◆ Task requirements
**1.** Please check whether each statement below agrees with the Bond film trope list. For each one, answer yes or no and quote the words of the list that decide it.
(a) The "California Girls" heard during the opening snowboard chase is the original recording.
(b) The massacre of the mine workers was one of Roger Moore's reasons for leaving the franchise.
(c) Pola Ivanova remains in the film until the end.
**2.** Go on with the Bond film trope list from its last entry, adding further entries in the same style.

◆ Study text
  • Most Annoying Sound: Tanya Roberts shrieking for help.
  • Narm: Dr. Mortner's attempt to blow up Bond with dynamite (complete with Mad Scientist face, all while ignoring the multiple assault rifles and other weapons in the safe he could have used instead), followed by Bond cutting the rope tying the blimp to the Golden Gate bridge) and ...BOOM!
    • His cries of "MAAAAAAAAAX!" when Bond has Zorin on the ropes are also pretty funny, which makes one wonder of Walken's odd laugh right before he slips and falls wasn't actually a case of Corpsing.
    • To add to that, the aforementioned scene of Stacy Sutton galloping into Bond's arms, absolutely and totally oblivious to the GIANT ZEPPELIN approaching right behind her until she's inevitably snatched up.
    • The out-of-nowhere use of "California Girls" during the opening snowboard chase. It's not even the original, but a cover.
      • Granted, the scene was effective enough that even hardcore snowboarders acknowledge it as the pivotal moment that allowed it to emerge from the underground (where it'd existed since the mid 1970s). The "California Girls" cover was still rather cringeworthy, though.
    • Hell, almost the entire movie counts.
    • The Title Drop has to be one of the most awkward ever.
    May Day: Wow. What a view!
    Max Zorin: To a kill!
  • Nightmare Fuel: Pola Ivanova's captured partner is shoved into a water turbine head first.
    • The infamous massacre of the mine workers also qualifies, to the point that it horrified Roger Moore; so much so that it was one of his reasons for quitting the franchise.
  • One-Scene Wonder: Russian agent Pola Ivanova is gorgeous and fun. Pity she's out of the picture after 007 swaps the tape on her.

Dataset entries:
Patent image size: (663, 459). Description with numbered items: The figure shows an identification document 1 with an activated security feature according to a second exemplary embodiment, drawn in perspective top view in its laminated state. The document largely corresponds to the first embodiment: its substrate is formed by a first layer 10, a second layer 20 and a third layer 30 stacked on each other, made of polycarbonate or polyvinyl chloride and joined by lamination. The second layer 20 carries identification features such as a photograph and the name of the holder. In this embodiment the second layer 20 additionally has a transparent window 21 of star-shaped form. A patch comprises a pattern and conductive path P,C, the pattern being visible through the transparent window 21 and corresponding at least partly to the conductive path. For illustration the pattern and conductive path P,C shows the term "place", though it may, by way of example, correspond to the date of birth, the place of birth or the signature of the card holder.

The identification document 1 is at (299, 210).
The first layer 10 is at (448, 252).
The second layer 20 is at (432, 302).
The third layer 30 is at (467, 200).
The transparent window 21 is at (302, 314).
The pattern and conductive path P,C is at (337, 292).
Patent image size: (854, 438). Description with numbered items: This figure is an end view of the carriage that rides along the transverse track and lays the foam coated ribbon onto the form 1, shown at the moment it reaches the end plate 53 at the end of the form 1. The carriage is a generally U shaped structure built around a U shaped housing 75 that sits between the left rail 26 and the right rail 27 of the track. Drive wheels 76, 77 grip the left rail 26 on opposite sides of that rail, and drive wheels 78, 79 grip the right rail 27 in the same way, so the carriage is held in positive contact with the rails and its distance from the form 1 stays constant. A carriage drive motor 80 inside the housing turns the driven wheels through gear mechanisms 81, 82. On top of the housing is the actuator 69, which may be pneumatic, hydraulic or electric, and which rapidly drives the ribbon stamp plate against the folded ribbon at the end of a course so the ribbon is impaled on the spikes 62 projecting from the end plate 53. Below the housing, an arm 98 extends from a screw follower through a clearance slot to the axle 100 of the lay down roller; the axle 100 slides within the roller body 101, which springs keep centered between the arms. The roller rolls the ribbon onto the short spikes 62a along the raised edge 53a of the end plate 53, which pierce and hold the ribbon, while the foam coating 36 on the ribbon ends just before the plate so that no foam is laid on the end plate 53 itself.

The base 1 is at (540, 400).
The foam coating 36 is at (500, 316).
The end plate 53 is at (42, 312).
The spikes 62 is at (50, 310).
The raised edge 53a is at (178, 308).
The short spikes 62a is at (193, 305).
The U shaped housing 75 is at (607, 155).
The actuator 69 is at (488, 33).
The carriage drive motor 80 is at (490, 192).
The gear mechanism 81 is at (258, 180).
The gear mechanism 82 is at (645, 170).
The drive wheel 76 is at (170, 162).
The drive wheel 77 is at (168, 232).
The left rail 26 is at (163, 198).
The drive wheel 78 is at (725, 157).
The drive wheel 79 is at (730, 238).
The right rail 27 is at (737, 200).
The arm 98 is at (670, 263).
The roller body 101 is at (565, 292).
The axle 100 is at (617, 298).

◆ List of answers
**1.**
(a) No: "It's not even the original, but a cover."
(b) Yes: "so much so that it was one of his reasons for quitting the franchise."
(c) No: "Pity she's out of the picture after 007 swaps the tape on her."

**2.**
  • Recycled Script: The story is a lot like Goldfinger, replacing gold with microchips and Fort Knox with Silicon Valley. The part where Zorin illustrates his plan to his criminal investors with a miniature model in the middle of a boardroom table and having his dragon kill the investor who wants no part of it is a dead giveaway.
  • Sequelitis: Widely considered one of the worst Bond films, with Roger Moore's advanced age being one of the most frequent criticisms (even Moore himself thought he should have been replaced with a younger actor at least two films prior, presumably either Timothy Dalton or Pierce Brosnan).
  • So Bad, It's Good: Pretty much everyone will agree that this is near the bottom of the heap when it comes to Bond movies, if not at the very bottom. Still, there's enough goofiness and nonsensical bits on display here that some find it quite entertaining, if not always for the right reasons.
  • Special Effect Failure: The title sequence: It's painful to watch the animation from the mid-80s if you know how beautiful those from the 70s were.
    • "Oh, hello Mr. Maurice Binder, creator of all Bond title sequences before. Look, we've brought you a new machine we like to call a com-pu-ter. We want you to do the title sequence with it. And we need it by tomorrow."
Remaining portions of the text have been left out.